Dataset items:
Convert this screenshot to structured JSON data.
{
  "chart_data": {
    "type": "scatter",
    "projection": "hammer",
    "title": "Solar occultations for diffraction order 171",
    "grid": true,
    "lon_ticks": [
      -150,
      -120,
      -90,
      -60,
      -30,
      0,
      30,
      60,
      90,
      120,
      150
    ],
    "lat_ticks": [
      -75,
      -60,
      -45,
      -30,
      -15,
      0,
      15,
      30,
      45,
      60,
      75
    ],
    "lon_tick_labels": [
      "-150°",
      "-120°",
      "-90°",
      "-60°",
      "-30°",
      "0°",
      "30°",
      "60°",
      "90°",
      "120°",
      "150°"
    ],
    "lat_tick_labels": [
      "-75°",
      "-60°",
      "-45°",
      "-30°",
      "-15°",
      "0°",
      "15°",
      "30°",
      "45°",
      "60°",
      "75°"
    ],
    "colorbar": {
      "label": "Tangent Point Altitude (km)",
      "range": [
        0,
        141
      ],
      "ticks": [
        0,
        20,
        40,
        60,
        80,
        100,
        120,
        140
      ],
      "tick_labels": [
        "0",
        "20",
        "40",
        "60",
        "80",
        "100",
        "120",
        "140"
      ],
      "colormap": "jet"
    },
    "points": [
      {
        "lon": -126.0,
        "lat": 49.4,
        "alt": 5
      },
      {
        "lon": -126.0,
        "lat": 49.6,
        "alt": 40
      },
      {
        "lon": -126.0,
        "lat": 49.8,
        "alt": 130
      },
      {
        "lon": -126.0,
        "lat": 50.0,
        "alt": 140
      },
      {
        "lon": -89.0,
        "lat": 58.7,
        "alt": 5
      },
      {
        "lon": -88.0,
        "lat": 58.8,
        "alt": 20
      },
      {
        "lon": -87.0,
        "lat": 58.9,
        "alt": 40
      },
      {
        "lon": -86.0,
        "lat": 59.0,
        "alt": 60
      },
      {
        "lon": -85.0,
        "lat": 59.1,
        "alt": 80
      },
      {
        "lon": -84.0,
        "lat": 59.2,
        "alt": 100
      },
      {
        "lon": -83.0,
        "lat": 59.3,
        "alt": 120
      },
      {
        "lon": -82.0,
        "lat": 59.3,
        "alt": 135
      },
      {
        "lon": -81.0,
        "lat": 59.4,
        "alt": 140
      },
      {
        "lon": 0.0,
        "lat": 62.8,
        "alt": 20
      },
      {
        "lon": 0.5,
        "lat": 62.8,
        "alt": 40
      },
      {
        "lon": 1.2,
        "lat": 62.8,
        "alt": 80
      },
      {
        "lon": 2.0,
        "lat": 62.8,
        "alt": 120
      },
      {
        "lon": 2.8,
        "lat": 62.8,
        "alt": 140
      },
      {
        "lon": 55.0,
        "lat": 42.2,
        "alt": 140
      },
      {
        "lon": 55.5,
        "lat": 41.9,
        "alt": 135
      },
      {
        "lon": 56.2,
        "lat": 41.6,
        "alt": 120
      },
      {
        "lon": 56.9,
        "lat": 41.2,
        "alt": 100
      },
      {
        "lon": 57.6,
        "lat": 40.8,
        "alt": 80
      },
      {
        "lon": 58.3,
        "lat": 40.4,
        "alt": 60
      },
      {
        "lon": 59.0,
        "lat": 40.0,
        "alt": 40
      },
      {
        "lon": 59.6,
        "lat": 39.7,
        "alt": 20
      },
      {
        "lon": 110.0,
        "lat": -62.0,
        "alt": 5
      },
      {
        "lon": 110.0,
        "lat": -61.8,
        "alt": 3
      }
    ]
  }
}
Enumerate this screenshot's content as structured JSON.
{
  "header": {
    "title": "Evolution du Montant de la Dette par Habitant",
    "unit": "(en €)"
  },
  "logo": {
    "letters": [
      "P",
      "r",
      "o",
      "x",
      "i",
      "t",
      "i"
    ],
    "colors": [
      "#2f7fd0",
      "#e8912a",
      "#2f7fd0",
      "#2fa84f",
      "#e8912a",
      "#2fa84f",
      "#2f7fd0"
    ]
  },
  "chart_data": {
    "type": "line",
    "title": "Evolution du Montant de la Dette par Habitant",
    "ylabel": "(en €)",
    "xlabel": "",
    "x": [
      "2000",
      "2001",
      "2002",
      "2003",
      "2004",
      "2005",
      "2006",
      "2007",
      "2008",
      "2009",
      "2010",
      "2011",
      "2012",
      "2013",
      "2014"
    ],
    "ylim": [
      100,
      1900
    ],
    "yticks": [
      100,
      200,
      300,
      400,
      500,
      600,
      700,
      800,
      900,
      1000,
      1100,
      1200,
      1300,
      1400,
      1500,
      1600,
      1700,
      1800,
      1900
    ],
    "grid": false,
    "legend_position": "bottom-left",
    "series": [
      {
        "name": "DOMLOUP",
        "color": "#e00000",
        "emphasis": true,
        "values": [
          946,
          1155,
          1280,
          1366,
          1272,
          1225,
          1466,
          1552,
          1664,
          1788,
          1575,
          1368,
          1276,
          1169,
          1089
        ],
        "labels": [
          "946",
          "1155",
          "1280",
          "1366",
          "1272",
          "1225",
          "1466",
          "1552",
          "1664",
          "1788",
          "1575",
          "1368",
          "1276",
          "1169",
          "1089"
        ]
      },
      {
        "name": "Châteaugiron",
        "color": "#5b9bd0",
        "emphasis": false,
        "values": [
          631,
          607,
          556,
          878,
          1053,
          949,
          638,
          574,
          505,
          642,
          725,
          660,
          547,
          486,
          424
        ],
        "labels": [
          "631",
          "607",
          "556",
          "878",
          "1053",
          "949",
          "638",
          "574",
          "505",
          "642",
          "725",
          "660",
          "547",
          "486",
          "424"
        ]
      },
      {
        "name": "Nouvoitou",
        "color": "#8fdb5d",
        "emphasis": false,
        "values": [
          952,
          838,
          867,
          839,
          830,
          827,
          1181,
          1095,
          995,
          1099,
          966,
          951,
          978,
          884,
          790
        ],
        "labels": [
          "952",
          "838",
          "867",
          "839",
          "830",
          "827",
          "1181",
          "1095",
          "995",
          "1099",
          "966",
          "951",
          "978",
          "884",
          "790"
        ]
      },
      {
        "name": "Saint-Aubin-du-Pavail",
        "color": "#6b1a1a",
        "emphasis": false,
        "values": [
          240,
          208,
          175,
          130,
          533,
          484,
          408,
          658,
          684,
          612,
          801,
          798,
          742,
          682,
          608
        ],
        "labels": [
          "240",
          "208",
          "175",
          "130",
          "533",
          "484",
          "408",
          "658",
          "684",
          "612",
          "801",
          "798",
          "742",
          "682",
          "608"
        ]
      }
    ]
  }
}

= What you will do =
Copy every record exactly, with nothing added or dropped.

= Complete output =
Convert this screenshot to structured JSON data.
{
  "chart_data": {
    "type": "scatter",
    "projection": "hammer",
    "title": "Solar occultations for diffraction order 171",
    "grid": true,
    "lon_ticks": [
      -150,
      -120,
      -90,
      -60,
      -30,
      0,
      30,
      60,
      90,
      120,
      150
    ],
    "lat_ticks": [
      -75,
      -60,
      -45,
      -30,
      -15,
      0,
      15,
      30,
      45,
      60,
      75
    ],
    "lon_tick_labels": [
      "-150°",
      "-120°",
      "-90°",
      "-60°",
      "-30°",
      "0°",
      "30°",
      "60°",
      "90°",
      "120°",
      "150°"
    ],
    "lat_tick_labels": [
      "-75°",
      "-60°",
      "-45°",
      "-30°",
      "-15°",
      "0°",
      "15°",
      "30°",
      "45°",
      "60°",
      "75°"
    ],
    "colorbar": {
      "label": "Tangent Point Altitude (km)",
      "range": [
        0,
        141
      ],
      "ticks": [
        0,
        20,
        40,
        60,
        80,
        100,
        120,
        140
      ],
      "tick_labels": [
        "0",
        "20",
        "40",
        "60",
        "80",
        "100",
        "120",
        "140"
      ],
      "colormap": "jet"
    },
    "points": [
      {
        "lon": -126.0,
        "lat": 49.4,
        "alt": 5
      },
      {
        "lon": -126.0,
        "lat": 49.6,
        "alt": 40
      },
      {
        "lon": -126.0,
        "lat": 49.8,
        "alt": 130
      },
      {
        "lon": -126.0,
        "lat": 50.0,
        "alt": 140
      },
      {
        "lon": -89.0,
        "lat": 58.7,
        "alt": 5
      },
      {
        "lon": -88.0,
        "lat": 58.8,
        "alt": 20
      },
      {
        "lon": -87.0,
        "lat": 58.9,
        "alt": 40
      },
      {
        "lon": -86.0,
        "lat": 59.0,
        "alt": 60
      },
      {
        "lon": -85.0,
        "lat": 59.1,
        "alt": 80
      },
      {
        "lon": -84.0,
        "lat": 59.2,
        "alt": 100
      },
      {
        "lon": -83.0,
        "lat": 59.3,
        "alt": 120
      },
      {
        "lon": -82.0,
        "lat": 59.3,
        "alt": 135
      },
      {
        "lon": -81.0,
        "lat": 59.4,
        "alt": 140
      },
      {
        "lon": 0.0,
        "lat": 62.8,
        "alt": 20
      },
      {
        "lon": 0.5,
        "lat": 62.8,
        "alt": 40
      },
      {
        "lon": 1.2,
        "lat": 62.8,
        "alt": 80
      },
      {
        "lon": 2.0,
        "lat": 62.8,
        "alt": 120
      },
      {
        "lon": 2.8,
        "lat": 62.8,
        "alt": 140
      },
      {
        "lon": 55.0,
        "lat": 42.2,
        "alt": 140
      },
      {
        "lon": 55.5,
        "lat": 41.9,
        "alt": 135
      },
      {
        "lon": 56.2,
        "lat": 41.6,
        "alt": 120
      },
      {
        "lon": 56.9,
        "lat": 41.2,
        "alt": 100
      },
      {
        "lon": 57.6,
        "lat": 40.8,
        "alt": 80
      },
      {
        "lon": 58.3,
        "lat": 40.4,
        "alt": 60
      },
      {
        "lon": 59.0,
        "lat": 40.0,
        "alt": 40
      },
      {
        "lon": 59.6,
        "lat": 39.7,
        "alt": 20
      },
      {
        "lon": 110.0,
        "lat": -62.0,
        "alt": 5
      },
      {
        "lon": 110.0,
        "lat": -61.8,
        "alt": 3
      }
    ]
  }
}
Enumerate this screenshot's content as structured JSON.
{
  "header": {
    "title": "Evolution du Montant de la Dette par Habitant",
    "unit": "(en €)"
  },
  "logo": {
    "letters": [
      "P",
      "r",
      "o",
      "x",
      "i",
      "t",
      "i"
    ],
    "colors": [
      "#2f7fd0",
      "#e8912a",
      "#2f7fd0",
      "#2fa84f",
      "#e8912a",
      "#2fa84f",
      "#2f7fd0"
    ]
  },
  "chart_data": {
    "type": "line",
    "title": "Evolution du Montant de la Dette par Habitant",
    "ylabel": "(en €)",
    "xlabel": "",
    "x": [
      "2000",
      "2001",
      "2002",
      "2003",
      "2004",
      "2005",
      "2006",
      "2007",
      "2008",
      "2009",
      "2010",
      "2011",
      "2012",
      "2013",
      "2014"
    ],
    "ylim": [
      100,
      1900
    ],
    "yticks": [
      100,
      200,
      300,
      400,
      500,
      600,
      700,
      800,
      900,
      1000,
      1100,
      1200,
      1300,
      1400,
      1500,
      1600,
      1700,
      1800,
      1900
    ],
    "grid": false,
    "legend_position": "bottom-left",
    "series": [
      {
        "name": "DOMLOUP",
        "color": "#e00000",
        "emphasis": true,
        "values": [
          946,
          1155,
          1280,
          1366,
          1272,
          1225,
          1466,
          1552,
          1664,
          1788,
          1575,
          1368,
          1276,
          1169,
          1089
        ],
        "labels": [
          "946",
          "1155",
          "1280",
          "1366",
          "1272",
          "1225",
          "1466",
          "1552",
          "1664",
          "1788",
          "1575",
          "1368",
          "1276",
          "1169",
          "1089"
        ]
      },
      {
        "name": "Châteaugiron",
        "color": "#5b9bd0",
        "emphasis": false,
        "values": [
          631,
          607,
          556,
          878,
          1053,
          949,
          638,
          574,
          505,
          642,
          725,
          660,
          547,
          486,
          424
        ],
        "labels": [
          "631",
          "607",
          "556",
          "878",
          "1053",
          "949",
          "638",
          "574",
          "505",
          "642",
          "725",
          "660",
          "547",
          "486",
          "424"
        ]
      },
      {
        "name": "Nouvoitou",
        "color": "#8fdb5d",
        "emphasis": false,
        "values": [
          952,
          838,
          867,
          839,
          830,
          827,
          1181,
          1095,
          995,
          1099,
          966,
          951,
          978,
          884,
          790
        ],
        "labels": [
          "952",
          "838",
          "867",
          "839",
          "830",
          "827",
          "1181",
          "1095",
          "995",
          "1099",
          "966",
          "951",
          "978",
          "884",
          "790"
        ]
      },
      {
        "name": "Saint-Aubin-du-Pavail",
        "color": "#6b1a1a",
        "emphasis": false,
        "values": [
          240,
          208,
          175,
          130,
          533,
          484,
          408,
          658,
          684,
          612,
          801,
          798,
          742,
          682,
          608
        ],
        "labels": [
          "240",
          "208",
          "175",
          "130",
          "533",
          "484",
          "408",
          "658",
          "684",
          "612",
          "801",
          "798",
          "742",
          "682",
          "608"
        ]
      }
    ]
  }
}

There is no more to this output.